REQUEST:
Tally the lines that hold the word "this" and reply with that figure only.

Data records
-- START --

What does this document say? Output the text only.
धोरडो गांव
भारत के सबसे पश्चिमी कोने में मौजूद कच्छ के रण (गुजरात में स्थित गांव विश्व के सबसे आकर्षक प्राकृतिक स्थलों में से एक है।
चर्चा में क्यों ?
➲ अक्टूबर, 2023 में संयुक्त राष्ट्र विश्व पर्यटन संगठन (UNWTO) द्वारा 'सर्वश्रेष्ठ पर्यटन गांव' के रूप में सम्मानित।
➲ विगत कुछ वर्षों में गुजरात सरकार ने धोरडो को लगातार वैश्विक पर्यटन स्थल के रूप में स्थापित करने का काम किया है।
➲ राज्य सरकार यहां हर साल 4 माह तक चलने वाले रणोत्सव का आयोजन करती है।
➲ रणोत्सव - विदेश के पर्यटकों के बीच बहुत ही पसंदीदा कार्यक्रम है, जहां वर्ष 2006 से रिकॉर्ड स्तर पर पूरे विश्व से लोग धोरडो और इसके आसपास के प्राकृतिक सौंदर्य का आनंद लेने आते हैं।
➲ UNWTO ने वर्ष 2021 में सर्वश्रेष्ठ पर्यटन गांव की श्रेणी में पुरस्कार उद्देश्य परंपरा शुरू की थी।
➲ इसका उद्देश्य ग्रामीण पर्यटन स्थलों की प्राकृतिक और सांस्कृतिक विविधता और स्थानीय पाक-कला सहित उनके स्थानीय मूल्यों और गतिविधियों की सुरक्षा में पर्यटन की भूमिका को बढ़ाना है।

-- END --
-- START --

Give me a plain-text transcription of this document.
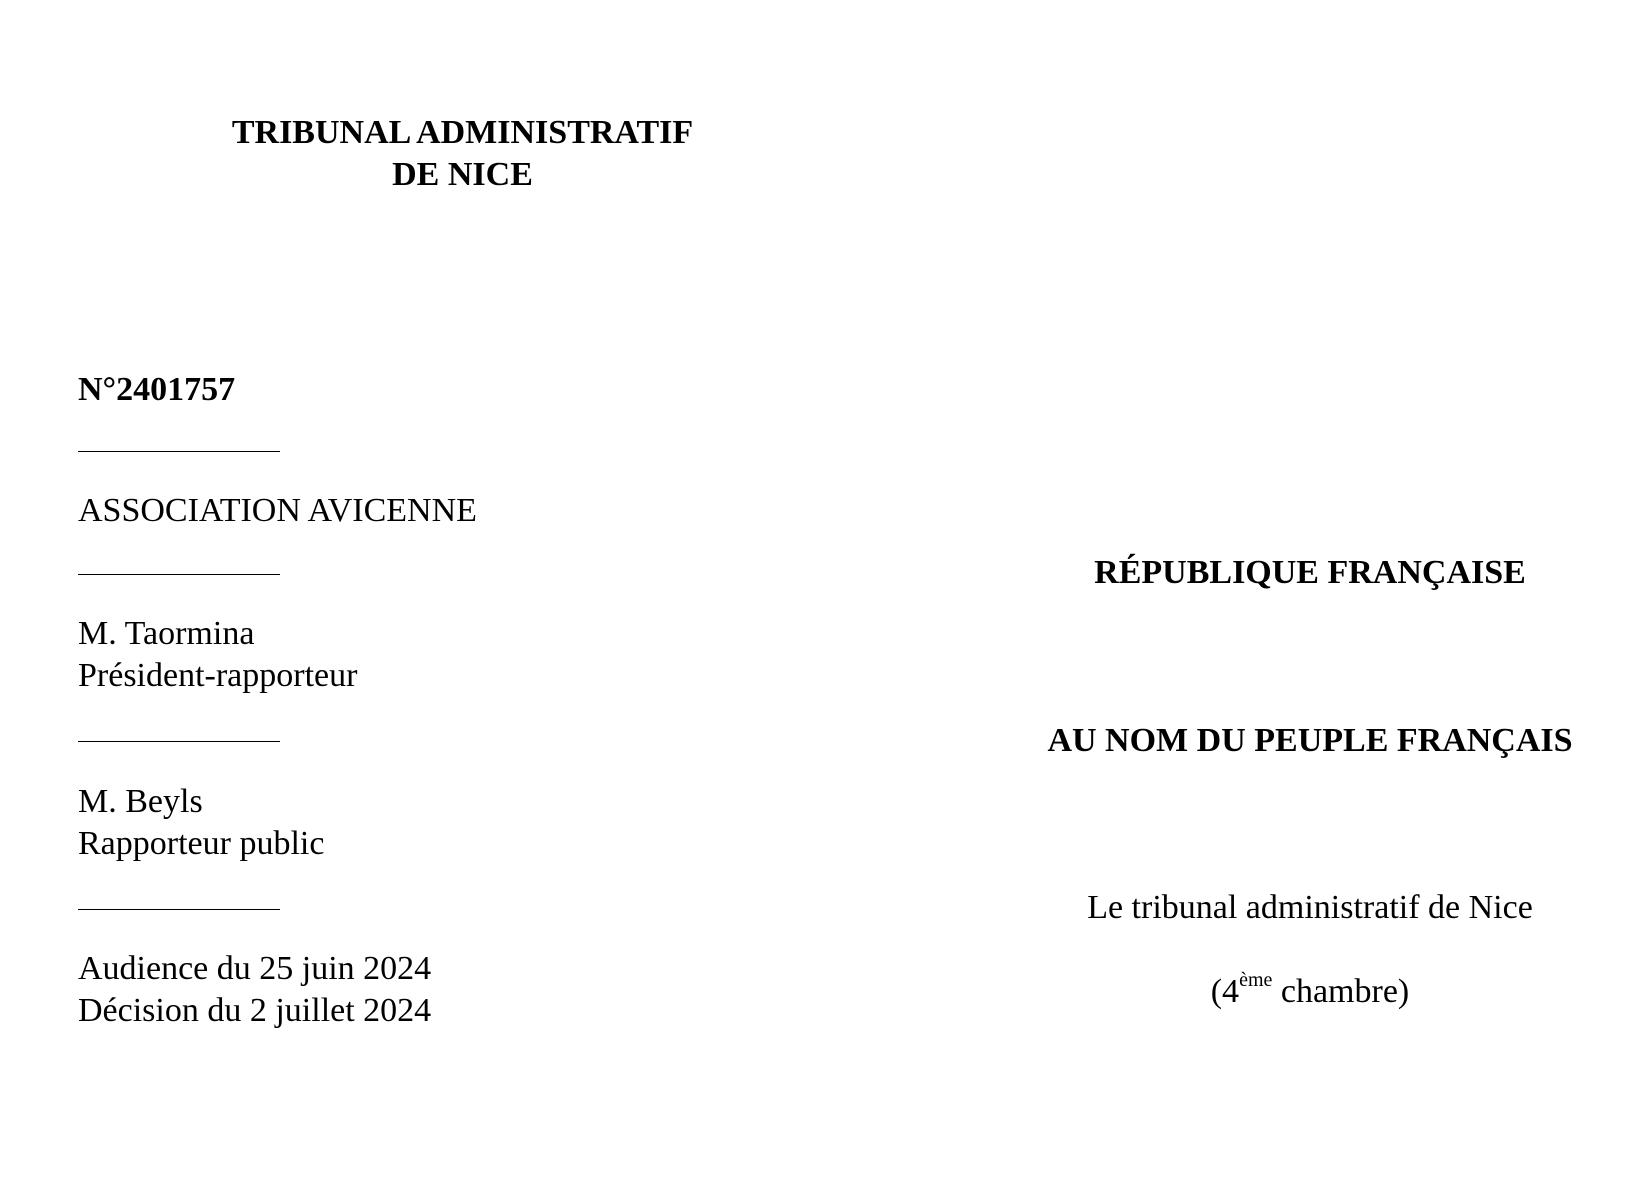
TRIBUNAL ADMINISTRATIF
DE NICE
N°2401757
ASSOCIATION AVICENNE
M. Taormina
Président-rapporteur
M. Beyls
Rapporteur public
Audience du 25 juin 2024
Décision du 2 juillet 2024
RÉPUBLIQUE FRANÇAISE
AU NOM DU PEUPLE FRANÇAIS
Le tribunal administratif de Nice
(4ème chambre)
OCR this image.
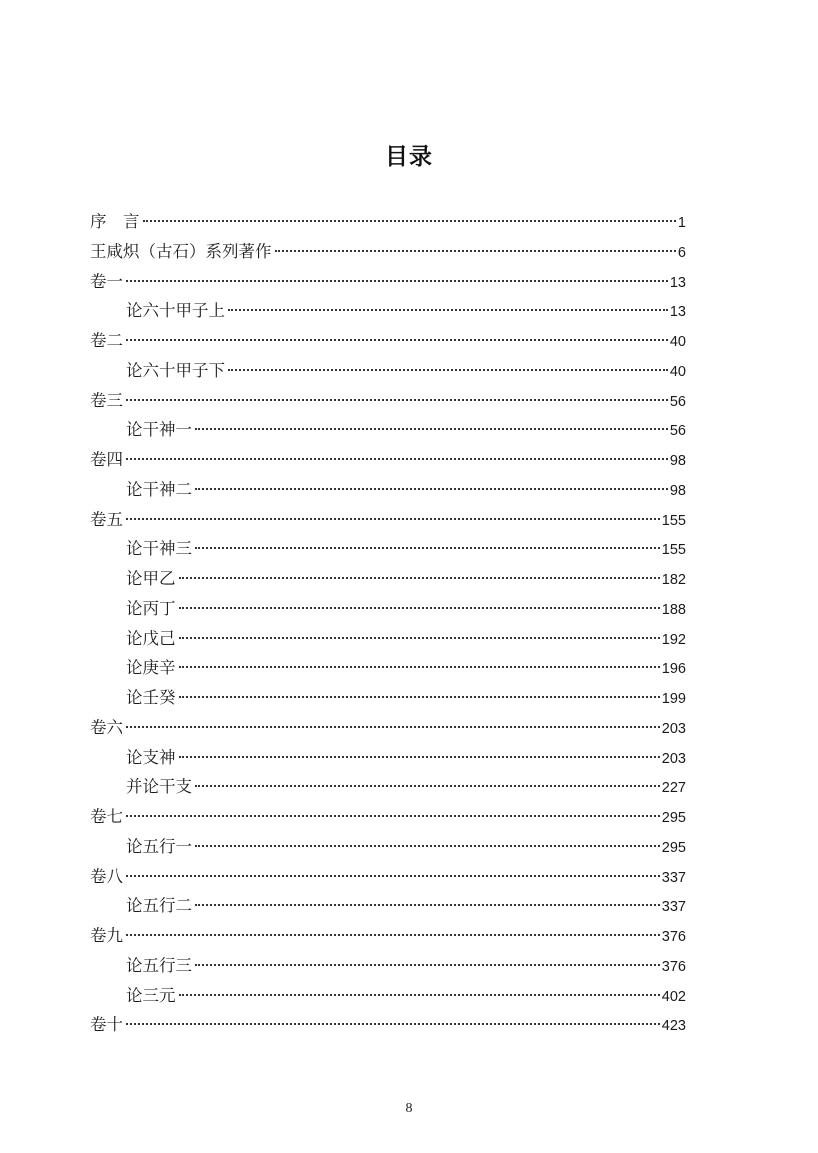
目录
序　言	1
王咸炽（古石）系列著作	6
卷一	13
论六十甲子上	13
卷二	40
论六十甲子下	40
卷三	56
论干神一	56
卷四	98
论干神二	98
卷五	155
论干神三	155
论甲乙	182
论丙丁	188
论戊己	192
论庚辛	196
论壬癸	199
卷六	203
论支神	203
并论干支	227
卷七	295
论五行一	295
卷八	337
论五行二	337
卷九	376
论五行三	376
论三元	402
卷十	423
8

-- END --
-- START --

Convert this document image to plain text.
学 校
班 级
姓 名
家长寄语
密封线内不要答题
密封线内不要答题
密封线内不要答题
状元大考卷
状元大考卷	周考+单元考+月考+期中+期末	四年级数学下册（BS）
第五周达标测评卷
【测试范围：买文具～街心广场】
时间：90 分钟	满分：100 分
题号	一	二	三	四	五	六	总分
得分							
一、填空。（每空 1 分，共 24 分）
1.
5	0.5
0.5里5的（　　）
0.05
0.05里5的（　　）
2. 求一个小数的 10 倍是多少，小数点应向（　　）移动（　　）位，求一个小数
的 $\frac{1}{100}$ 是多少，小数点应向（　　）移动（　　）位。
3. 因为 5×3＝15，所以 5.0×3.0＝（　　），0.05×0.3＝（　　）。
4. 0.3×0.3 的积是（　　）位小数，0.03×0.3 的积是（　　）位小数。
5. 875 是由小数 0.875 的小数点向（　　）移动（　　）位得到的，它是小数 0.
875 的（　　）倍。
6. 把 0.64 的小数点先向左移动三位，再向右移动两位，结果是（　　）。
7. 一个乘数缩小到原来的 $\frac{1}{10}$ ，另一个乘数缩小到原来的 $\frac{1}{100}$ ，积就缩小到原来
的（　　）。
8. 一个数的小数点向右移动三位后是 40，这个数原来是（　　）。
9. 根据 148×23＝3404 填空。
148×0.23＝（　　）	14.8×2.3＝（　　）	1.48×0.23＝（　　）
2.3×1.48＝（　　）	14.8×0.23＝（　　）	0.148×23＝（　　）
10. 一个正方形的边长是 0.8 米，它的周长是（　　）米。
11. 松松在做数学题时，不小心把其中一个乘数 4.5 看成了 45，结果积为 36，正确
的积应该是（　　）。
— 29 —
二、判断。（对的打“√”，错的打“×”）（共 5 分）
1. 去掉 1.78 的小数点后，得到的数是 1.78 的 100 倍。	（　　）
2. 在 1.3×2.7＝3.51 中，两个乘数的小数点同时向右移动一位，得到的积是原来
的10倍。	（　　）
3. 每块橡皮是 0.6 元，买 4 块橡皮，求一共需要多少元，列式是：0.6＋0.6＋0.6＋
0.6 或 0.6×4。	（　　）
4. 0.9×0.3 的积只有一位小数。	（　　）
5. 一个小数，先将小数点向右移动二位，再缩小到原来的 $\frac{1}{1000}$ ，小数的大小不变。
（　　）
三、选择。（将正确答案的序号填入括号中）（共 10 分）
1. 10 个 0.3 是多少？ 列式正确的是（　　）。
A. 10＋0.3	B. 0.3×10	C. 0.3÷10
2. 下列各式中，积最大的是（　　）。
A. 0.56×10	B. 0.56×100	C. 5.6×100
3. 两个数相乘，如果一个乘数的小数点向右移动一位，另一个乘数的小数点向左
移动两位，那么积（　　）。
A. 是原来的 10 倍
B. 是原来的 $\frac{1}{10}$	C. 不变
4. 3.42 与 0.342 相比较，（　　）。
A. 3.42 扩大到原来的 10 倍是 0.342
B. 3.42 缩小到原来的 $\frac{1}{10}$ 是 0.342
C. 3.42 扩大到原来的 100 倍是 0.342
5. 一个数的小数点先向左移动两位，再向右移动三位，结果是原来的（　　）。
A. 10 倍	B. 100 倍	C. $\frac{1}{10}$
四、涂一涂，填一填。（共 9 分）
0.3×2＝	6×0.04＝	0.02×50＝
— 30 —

-- END --

EXERCISE SOLUTION:
4